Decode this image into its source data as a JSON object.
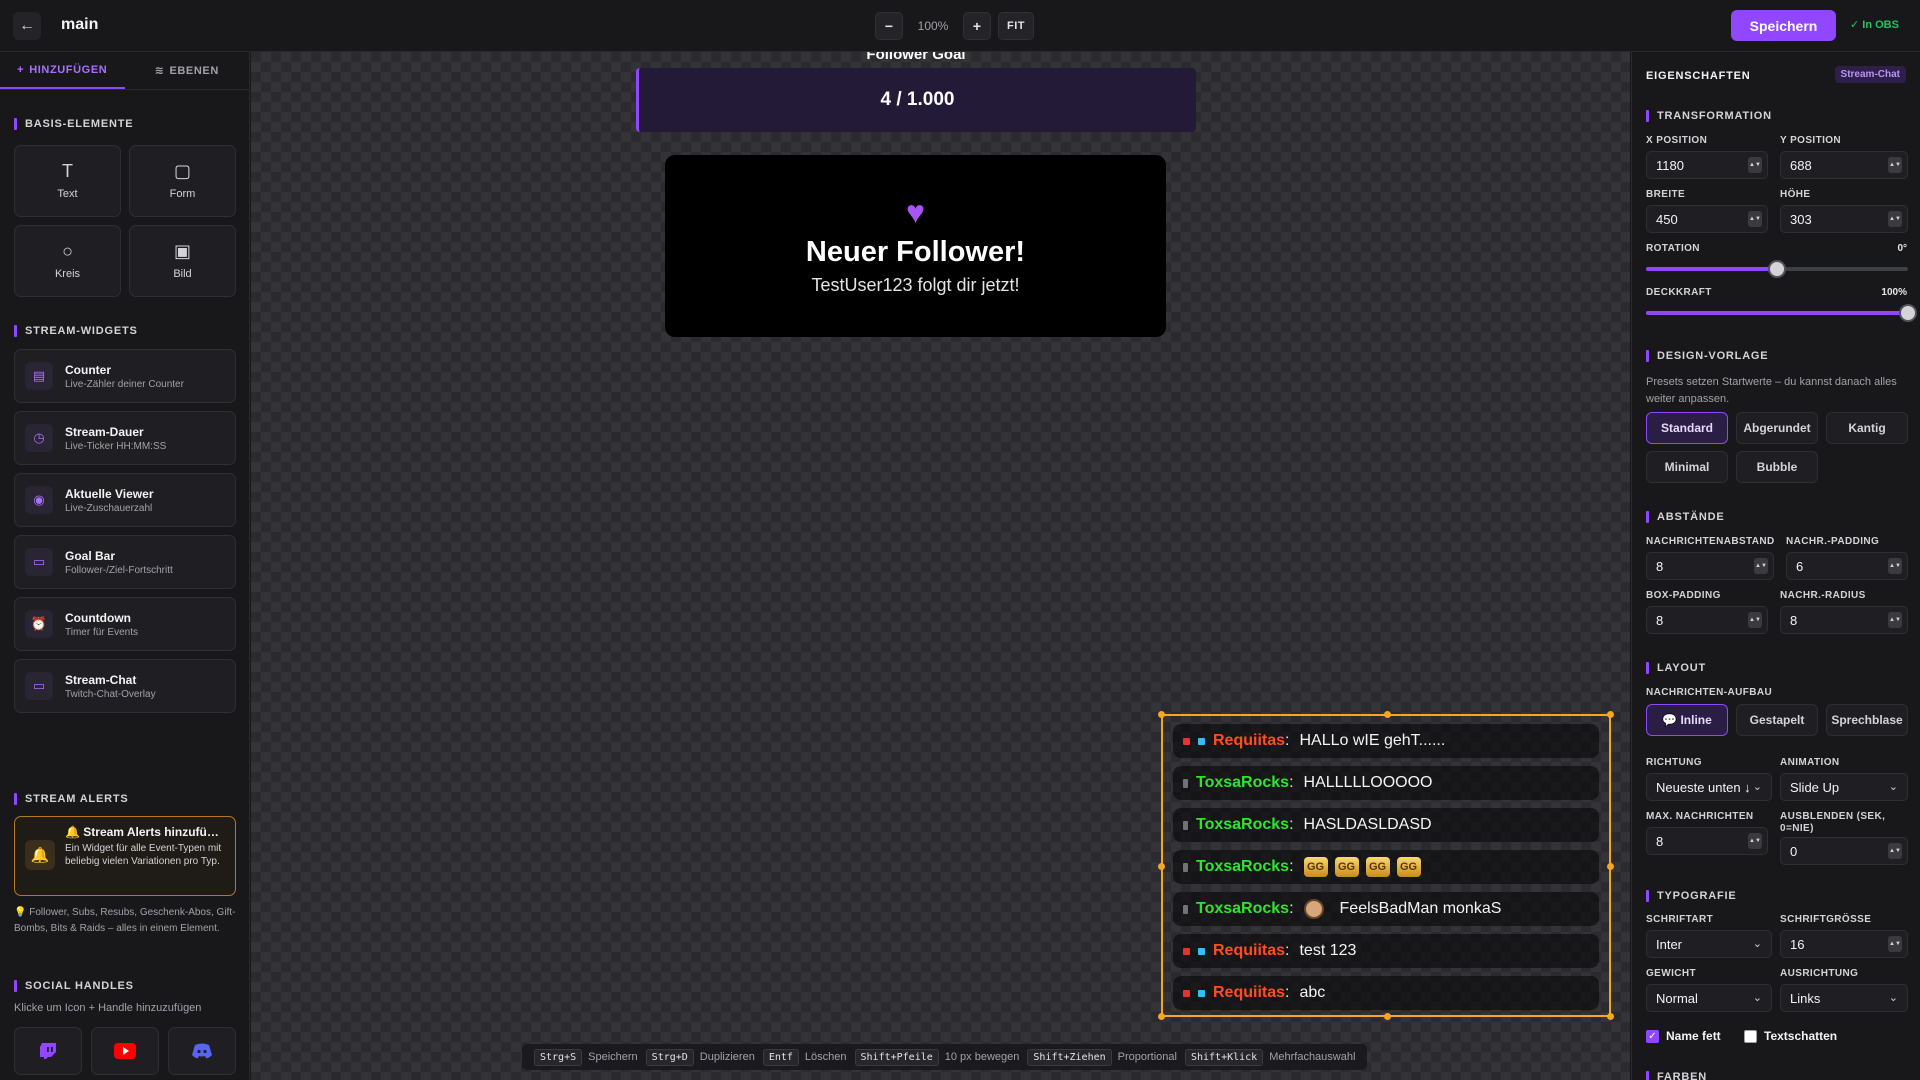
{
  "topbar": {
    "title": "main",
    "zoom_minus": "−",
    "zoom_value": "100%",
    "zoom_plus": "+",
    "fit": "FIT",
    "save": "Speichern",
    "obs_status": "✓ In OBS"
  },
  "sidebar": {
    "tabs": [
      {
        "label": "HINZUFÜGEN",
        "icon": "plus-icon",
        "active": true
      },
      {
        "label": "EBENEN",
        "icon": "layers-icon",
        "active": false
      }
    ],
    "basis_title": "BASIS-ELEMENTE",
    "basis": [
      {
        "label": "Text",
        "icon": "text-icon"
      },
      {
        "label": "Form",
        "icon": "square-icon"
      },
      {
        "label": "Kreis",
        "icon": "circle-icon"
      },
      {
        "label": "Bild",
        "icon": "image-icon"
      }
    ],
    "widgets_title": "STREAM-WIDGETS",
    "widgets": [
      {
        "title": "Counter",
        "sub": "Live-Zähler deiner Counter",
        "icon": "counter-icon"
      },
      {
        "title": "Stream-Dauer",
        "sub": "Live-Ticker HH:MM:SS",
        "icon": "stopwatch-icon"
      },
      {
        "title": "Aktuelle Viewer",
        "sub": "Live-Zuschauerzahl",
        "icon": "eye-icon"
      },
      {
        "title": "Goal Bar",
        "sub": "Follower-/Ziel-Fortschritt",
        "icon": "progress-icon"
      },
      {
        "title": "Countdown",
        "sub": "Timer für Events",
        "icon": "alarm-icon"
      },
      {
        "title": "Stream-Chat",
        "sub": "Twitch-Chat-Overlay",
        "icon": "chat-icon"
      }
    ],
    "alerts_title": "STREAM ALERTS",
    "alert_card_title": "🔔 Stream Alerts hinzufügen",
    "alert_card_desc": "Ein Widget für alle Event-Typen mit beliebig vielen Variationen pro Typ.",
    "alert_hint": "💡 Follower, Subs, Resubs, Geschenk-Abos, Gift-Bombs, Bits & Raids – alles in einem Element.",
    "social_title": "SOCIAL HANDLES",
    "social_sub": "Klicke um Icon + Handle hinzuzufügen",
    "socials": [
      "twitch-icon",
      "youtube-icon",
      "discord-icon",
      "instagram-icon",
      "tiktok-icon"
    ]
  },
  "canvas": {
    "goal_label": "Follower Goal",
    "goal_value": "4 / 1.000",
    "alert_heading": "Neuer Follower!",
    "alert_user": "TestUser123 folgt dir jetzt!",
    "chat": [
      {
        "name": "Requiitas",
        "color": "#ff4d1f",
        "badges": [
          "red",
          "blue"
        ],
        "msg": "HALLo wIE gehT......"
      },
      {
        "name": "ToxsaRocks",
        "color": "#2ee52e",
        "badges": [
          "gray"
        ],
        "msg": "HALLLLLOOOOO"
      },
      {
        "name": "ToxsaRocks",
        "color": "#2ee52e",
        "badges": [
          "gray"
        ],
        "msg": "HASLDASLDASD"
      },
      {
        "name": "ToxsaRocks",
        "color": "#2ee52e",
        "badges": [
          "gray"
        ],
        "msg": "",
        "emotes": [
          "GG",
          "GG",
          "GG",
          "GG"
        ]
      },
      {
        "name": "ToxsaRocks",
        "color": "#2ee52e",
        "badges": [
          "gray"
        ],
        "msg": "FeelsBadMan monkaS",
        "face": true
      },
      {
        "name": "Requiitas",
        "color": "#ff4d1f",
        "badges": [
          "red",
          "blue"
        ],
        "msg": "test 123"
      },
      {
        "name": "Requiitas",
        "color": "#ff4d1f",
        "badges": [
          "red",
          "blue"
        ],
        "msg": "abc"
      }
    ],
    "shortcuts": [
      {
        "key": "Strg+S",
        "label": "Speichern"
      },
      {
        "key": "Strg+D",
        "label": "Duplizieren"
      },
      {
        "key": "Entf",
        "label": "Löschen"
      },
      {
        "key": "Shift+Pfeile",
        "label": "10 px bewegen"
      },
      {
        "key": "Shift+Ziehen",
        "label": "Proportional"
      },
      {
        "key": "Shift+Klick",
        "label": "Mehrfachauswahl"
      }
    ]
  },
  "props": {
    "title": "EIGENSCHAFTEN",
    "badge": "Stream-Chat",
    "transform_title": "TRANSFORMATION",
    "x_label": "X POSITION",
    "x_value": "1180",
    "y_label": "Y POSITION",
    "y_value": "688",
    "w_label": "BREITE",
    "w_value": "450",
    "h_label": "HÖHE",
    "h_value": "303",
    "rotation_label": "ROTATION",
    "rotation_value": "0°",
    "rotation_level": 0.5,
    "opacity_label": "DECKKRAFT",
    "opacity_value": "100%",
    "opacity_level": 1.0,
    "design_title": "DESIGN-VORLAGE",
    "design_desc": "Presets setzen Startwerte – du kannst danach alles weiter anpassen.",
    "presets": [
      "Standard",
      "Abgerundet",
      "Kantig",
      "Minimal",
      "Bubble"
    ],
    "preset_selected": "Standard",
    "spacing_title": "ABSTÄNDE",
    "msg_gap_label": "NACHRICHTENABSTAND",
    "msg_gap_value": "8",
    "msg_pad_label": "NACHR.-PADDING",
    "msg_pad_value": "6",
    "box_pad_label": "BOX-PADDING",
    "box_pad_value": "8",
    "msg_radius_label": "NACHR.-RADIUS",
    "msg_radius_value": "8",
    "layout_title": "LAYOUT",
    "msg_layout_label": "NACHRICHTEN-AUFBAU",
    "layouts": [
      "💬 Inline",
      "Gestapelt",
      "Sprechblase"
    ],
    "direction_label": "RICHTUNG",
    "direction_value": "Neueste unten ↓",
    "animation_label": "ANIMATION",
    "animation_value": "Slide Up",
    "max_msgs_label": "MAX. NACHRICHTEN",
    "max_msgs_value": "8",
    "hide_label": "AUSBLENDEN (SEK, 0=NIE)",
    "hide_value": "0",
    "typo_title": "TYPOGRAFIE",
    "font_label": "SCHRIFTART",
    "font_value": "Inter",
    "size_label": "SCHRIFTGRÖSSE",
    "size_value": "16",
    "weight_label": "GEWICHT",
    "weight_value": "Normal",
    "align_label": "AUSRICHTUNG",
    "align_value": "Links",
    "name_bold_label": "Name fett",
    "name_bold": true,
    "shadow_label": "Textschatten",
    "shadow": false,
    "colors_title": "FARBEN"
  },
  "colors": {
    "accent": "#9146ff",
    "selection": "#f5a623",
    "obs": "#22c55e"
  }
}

- EXERCISE REQUIREMENTS
Each record above must be returned exactly as written, with its pictures omitted.

- TASK ANSWER
Decode this image into its source data as a JSON object.
{
  "topbar": {
    "title": "main",
    "zoom_minus": "−",
    "zoom_value": "100%",
    "zoom_plus": "+",
    "fit": "FIT",
    "save": "Speichern",
    "obs_status": "✓ In OBS"
  },
  "sidebar": {
    "tabs": [
      {
        "label": "HINZUFÜGEN",
        "icon": "plus-icon",
        "active": true
      },
      {
        "label": "EBENEN",
        "icon": "layers-icon",
        "active": false
      }
    ],
    "basis_title": "BASIS-ELEMENTE",
    "basis": [
      {
        "label": "Text",
        "icon": "text-icon"
      },
      {
        "label": "Form",
        "icon": "square-icon"
      },
      {
        "label": "Kreis",
        "icon": "circle-icon"
      },
      {
        "label": "Bild",
        "icon": "image-icon"
      }
    ],
    "widgets_title": "STREAM-WIDGETS",
    "widgets": [
      {
        "title": "Counter",
        "sub": "Live-Zähler deiner Counter",
        "icon": "counter-icon"
      },
      {
        "title": "Stream-Dauer",
        "sub": "Live-Ticker HH:MM:SS",
        "icon": "stopwatch-icon"
      },
      {
        "title": "Aktuelle Viewer",
        "sub": "Live-Zuschauerzahl",
        "icon": "eye-icon"
      },
      {
        "title": "Goal Bar",
        "sub": "Follower-/Ziel-Fortschritt",
        "icon": "progress-icon"
      },
      {
        "title": "Countdown",
        "sub": "Timer für Events",
        "icon": "alarm-icon"
      },
      {
        "title": "Stream-Chat",
        "sub": "Twitch-Chat-Overlay",
        "icon": "chat-icon"
      }
    ],
    "alerts_title": "STREAM ALERTS",
    "alert_card_title": "🔔 Stream Alerts hinzufügen",
    "alert_card_desc": "Ein Widget für alle Event-Typen mit beliebig vielen Variationen pro Typ.",
    "alert_hint": "💡 Follower, Subs, Resubs, Geschenk-Abos, Gift-Bombs, Bits & Raids – alles in einem Element.",
    "social_title": "SOCIAL HANDLES",
    "social_sub": "Klicke um Icon + Handle hinzuzufügen",
    "socials": [
      "twitch-icon",
      "youtube-icon",
      "discord-icon",
      "instagram-icon",
      "tiktok-icon"
    ]
  },
  "canvas": {
    "goal_label": "Follower Goal",
    "goal_value": "4 / 1.000",
    "alert_heading": "Neuer Follower!",
    "alert_user": "TestUser123 folgt dir jetzt!",
    "chat": [
      {
        "name": "Requiitas",
        "color": "#ff4d1f",
        "badges": [
          "red",
          "blue"
        ],
        "msg": "HALLo wIE gehT......"
      },
      {
        "name": "ToxsaRocks",
        "color": "#2ee52e",
        "badges": [
          "gray"
        ],
        "msg": "HALLLLLOOOOO"
      },
      {
        "name": "ToxsaRocks",
        "color": "#2ee52e",
        "badges": [
          "gray"
        ],
        "msg": "HASLDASLDASD"
      },
      {
        "name": "ToxsaRocks",
        "color": "#2ee52e",
        "badges": [
          "gray"
        ],
        "msg": "",
        "emotes": [
          "GG",
          "GG",
          "GG",
          "GG"
        ]
      },
      {
        "name": "ToxsaRocks",
        "color": "#2ee52e",
        "badges": [
          "gray"
        ],
        "msg": "FeelsBadMan monkaS",
        "face": true
      },
      {
        "name": "Requiitas",
        "color": "#ff4d1f",
        "badges": [
          "red",
          "blue"
        ],
        "msg": "test 123"
      },
      {
        "name": "Requiitas",
        "color": "#ff4d1f",
        "badges": [
          "red",
          "blue"
        ],
        "msg": "abc"
      }
    ],
    "shortcuts": [
      {
        "key": "Strg+S",
        "label": "Speichern"
      },
      {
        "key": "Strg+D",
        "label": "Duplizieren"
      },
      {
        "key": "Entf",
        "label": "Löschen"
      },
      {
        "key": "Shift+Pfeile",
        "label": "10 px bewegen"
      },
      {
        "key": "Shift+Ziehen",
        "label": "Proportional"
      },
      {
        "key": "Shift+Klick",
        "label": "Mehrfachauswahl"
      }
    ]
  },
  "props": {
    "title": "EIGENSCHAFTEN",
    "badge": "Stream-Chat",
    "transform_title": "TRANSFORMATION",
    "x_label": "X POSITION",
    "x_value": "1180",
    "y_label": "Y POSITION",
    "y_value": "688",
    "w_label": "BREITE",
    "w_value": "450",
    "h_label": "HÖHE",
    "h_value": "303",
    "rotation_label": "ROTATION",
    "rotation_value": "0°",
    "rotation_level": 0.5,
    "opacity_label": "DECKKRAFT",
    "opacity_value": "100%",
    "opacity_level": 1.0,
    "design_title": "DESIGN-VORLAGE",
    "design_desc": "Presets setzen Startwerte – du kannst danach alles weiter anpassen.",
    "presets": [
      "Standard",
      "Abgerundet",
      "Kantig",
      "Minimal",
      "Bubble"
    ],
    "preset_selected": "Standard",
    "spacing_title": "ABSTÄNDE",
    "msg_gap_label": "NACHRICHTENABSTAND",
    "msg_gap_value": "8",
    "msg_pad_label": "NACHR.-PADDING",
    "msg_pad_value": "6",
    "box_pad_label": "BOX-PADDING",
    "box_pad_value": "8",
    "msg_radius_label": "NACHR.-RADIUS",
    "msg_radius_value": "8",
    "layout_title": "LAYOUT",
    "msg_layout_label": "NACHRICHTEN-AUFBAU",
    "layouts": [
      "💬 Inline",
      "Gestapelt",
      "Sprechblase"
    ],
    "direction_label": "RICHTUNG",
    "direction_value": "Neueste unten ↓",
    "animation_label": "ANIMATION",
    "animation_value": "Slide Up",
    "max_msgs_label": "MAX. NACHRICHTEN",
    "max_msgs_value": "8",
    "hide_label": "AUSBLENDEN (SEK, 0=NIE)",
    "hide_value": "0",
    "typo_title": "TYPOGRAFIE",
    "font_label": "SCHRIFTART",
    "font_value": "Inter",
    "size_label": "SCHRIFTGRÖSSE",
    "size_value": "16",
    "weight_label": "GEWICHT",
    "weight_value": "Normal",
    "align_label": "AUSRICHTUNG",
    "align_value": "Links",
    "name_bold_label": "Name fett",
    "name_bold": true,
    "shadow_label": "Textschatten",
    "shadow": false,
    "colors_title": "FARBEN"
  },
  "colors": {
    "accent": "#9146ff",
    "selection": "#f5a623",
    "obs": "#22c55e"
  }
}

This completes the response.